**** PROVIDED ENTRIES ****

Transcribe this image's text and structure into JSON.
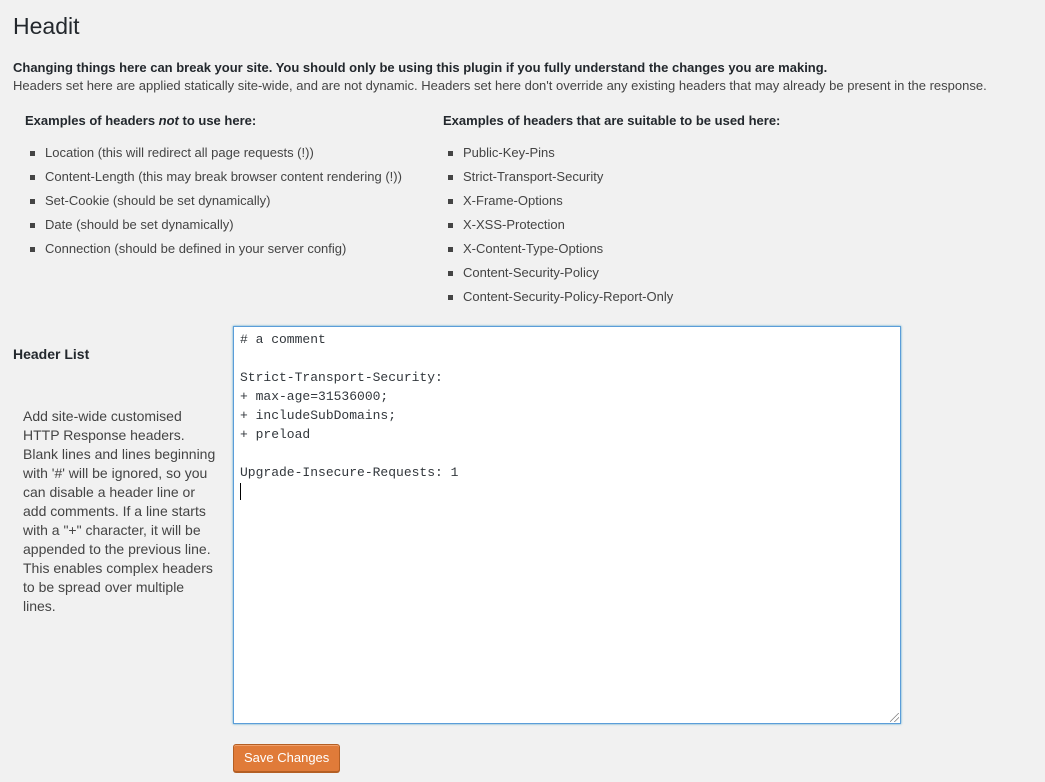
{
  "page": {
    "title": "Headit",
    "warning": "Changing things here can break your site. You should only be using this plugin if you fully understand the changes you are making.",
    "note": "Headers set here are applied statically site-wide, and are not dynamic. Headers set here don't override any existing headers that may already be present in the response."
  },
  "examples_not": {
    "heading_before": "Examples of headers ",
    "heading_emphasis": "not",
    "heading_after": " to use here:",
    "items": [
      "Location (this will redirect all page requests (!))",
      "Content-Length (this may break browser content rendering (!))",
      "Set-Cookie (should be set dynamically)",
      "Date (should be set dynamically)",
      "Connection (should be defined in your server config)"
    ]
  },
  "examples_ok": {
    "heading": "Examples of headers that are suitable to be used here:",
    "items": [
      "Public-Key-Pins",
      "Strict-Transport-Security",
      "X-Frame-Options",
      "X-XSS-Protection",
      "X-Content-Type-Options",
      "Content-Security-Policy",
      "Content-Security-Policy-Report-Only"
    ]
  },
  "header_list": {
    "label": "Header List",
    "description": "Add site-wide customised HTTP Response headers. Blank lines and lines beginning with '#' will be ignored, so you can disable a header line or add comments. If a line starts with a \"+\" character, it will be appended to the previous line. This enables complex headers to be spread over multiple lines.",
    "lines": [
      "# a comment",
      "",
      "Strict-Transport-Security:",
      "+ max-age=31536000;",
      "+ includeSubDomains;",
      "+ preload",
      "",
      "Upgrade-Insecure-Requests: 1"
    ]
  },
  "actions": {
    "save_label": "Save Changes"
  },
  "colors": {
    "accent": "#e07b39",
    "focus_border": "#5b9dd9",
    "background": "#f1f1f1"
  }
}
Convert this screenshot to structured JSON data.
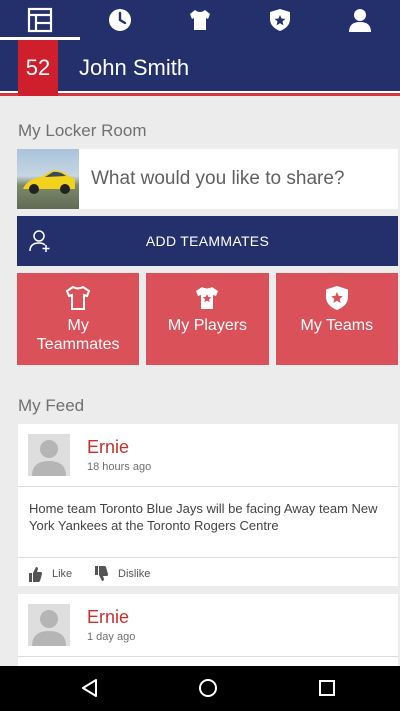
{
  "tabs": [
    {
      "icon": "dashboard-icon",
      "active": true
    },
    {
      "icon": "clock-icon",
      "active": false
    },
    {
      "icon": "jersey-icon",
      "active": false
    },
    {
      "icon": "shield-star-icon",
      "active": false
    },
    {
      "icon": "profile-icon",
      "active": false
    }
  ],
  "header": {
    "jersey_number": "52",
    "user_name": "John Smith"
  },
  "locker_room": {
    "title": "My Locker Room",
    "share_placeholder": "What would you like to share?",
    "add_teammates_label": "ADD TEAMMATES",
    "tiles": [
      {
        "label": "My Teammates",
        "icon": "shirt-icon"
      },
      {
        "label": "My Players",
        "icon": "jersey-star-icon"
      },
      {
        "label": "My Teams",
        "icon": "shield-star-icon"
      }
    ]
  },
  "feed": {
    "title": "My Feed",
    "posts": [
      {
        "author": "Ernie",
        "time": "18 hours ago",
        "body": "Home team Toronto Blue Jays will be facing Away team New York Yankees at the Toronto Rogers Centre",
        "like_label": "Like",
        "dislike_label": "Dislike"
      },
      {
        "author": "Ernie",
        "time": "1 day ago"
      }
    ]
  },
  "colors": {
    "navy": "#23306b",
    "red": "#d01f2c",
    "tile": "#db5159",
    "author": "#c9302c"
  }
}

****

DIRECTIONS: Go through the listing above and write it all out exactly, leaving out any picture.

OUTPUT OF THE TASK:
Transcribe this image's text and structure into JSON.
{
  "page": {
    "title": "Headit",
    "warning": "Changing things here can break your site. You should only be using this plugin if you fully understand the changes you are making.",
    "note": "Headers set here are applied statically site-wide, and are not dynamic. Headers set here don't override any existing headers that may already be present in the response."
  },
  "examples_not": {
    "heading_before": "Examples of headers ",
    "heading_emphasis": "not",
    "heading_after": " to use here:",
    "items": [
      "Location (this will redirect all page requests (!))",
      "Content-Length (this may break browser content rendering (!))",
      "Set-Cookie (should be set dynamically)",
      "Date (should be set dynamically)",
      "Connection (should be defined in your server config)"
    ]
  },
  "examples_ok": {
    "heading": "Examples of headers that are suitable to be used here:",
    "items": [
      "Public-Key-Pins",
      "Strict-Transport-Security",
      "X-Frame-Options",
      "X-XSS-Protection",
      "X-Content-Type-Options",
      "Content-Security-Policy",
      "Content-Security-Policy-Report-Only"
    ]
  },
  "header_list": {
    "label": "Header List",
    "description": "Add site-wide customised HTTP Response headers. Blank lines and lines beginning with '#' will be ignored, so you can disable a header line or add comments. If a line starts with a \"+\" character, it will be appended to the previous line. This enables complex headers to be spread over multiple lines.",
    "lines": [
      "# a comment",
      "",
      "Strict-Transport-Security:",
      "+ max-age=31536000;",
      "+ includeSubDomains;",
      "+ preload",
      "",
      "Upgrade-Insecure-Requests: 1"
    ]
  },
  "actions": {
    "save_label": "Save Changes"
  },
  "colors": {
    "accent": "#e07b39",
    "focus_border": "#5b9dd9",
    "background": "#f1f1f1"
  }
}
Convert this screenshot to structured JSON data.
{
  "tabs": [
    {
      "icon": "dashboard-icon",
      "active": true
    },
    {
      "icon": "clock-icon",
      "active": false
    },
    {
      "icon": "jersey-icon",
      "active": false
    },
    {
      "icon": "shield-star-icon",
      "active": false
    },
    {
      "icon": "profile-icon",
      "active": false
    }
  ],
  "header": {
    "jersey_number": "52",
    "user_name": "John Smith"
  },
  "locker_room": {
    "title": "My Locker Room",
    "share_placeholder": "What would you like to share?",
    "add_teammates_label": "ADD TEAMMATES",
    "tiles": [
      {
        "label": "My Teammates",
        "icon": "shirt-icon"
      },
      {
        "label": "My Players",
        "icon": "jersey-star-icon"
      },
      {
        "label": "My Teams",
        "icon": "shield-star-icon"
      }
    ]
  },
  "feed": {
    "title": "My Feed",
    "posts": [
      {
        "author": "Ernie",
        "time": "18 hours ago",
        "body": "Home team Toronto Blue Jays will be facing Away team New York Yankees at the Toronto Rogers Centre",
        "like_label": "Like",
        "dislike_label": "Dislike"
      },
      {
        "author": "Ernie",
        "time": "1 day ago"
      }
    ]
  },
  "colors": {
    "navy": "#23306b",
    "red": "#d01f2c",
    "tile": "#db5159",
    "author": "#c9302c"
  }
}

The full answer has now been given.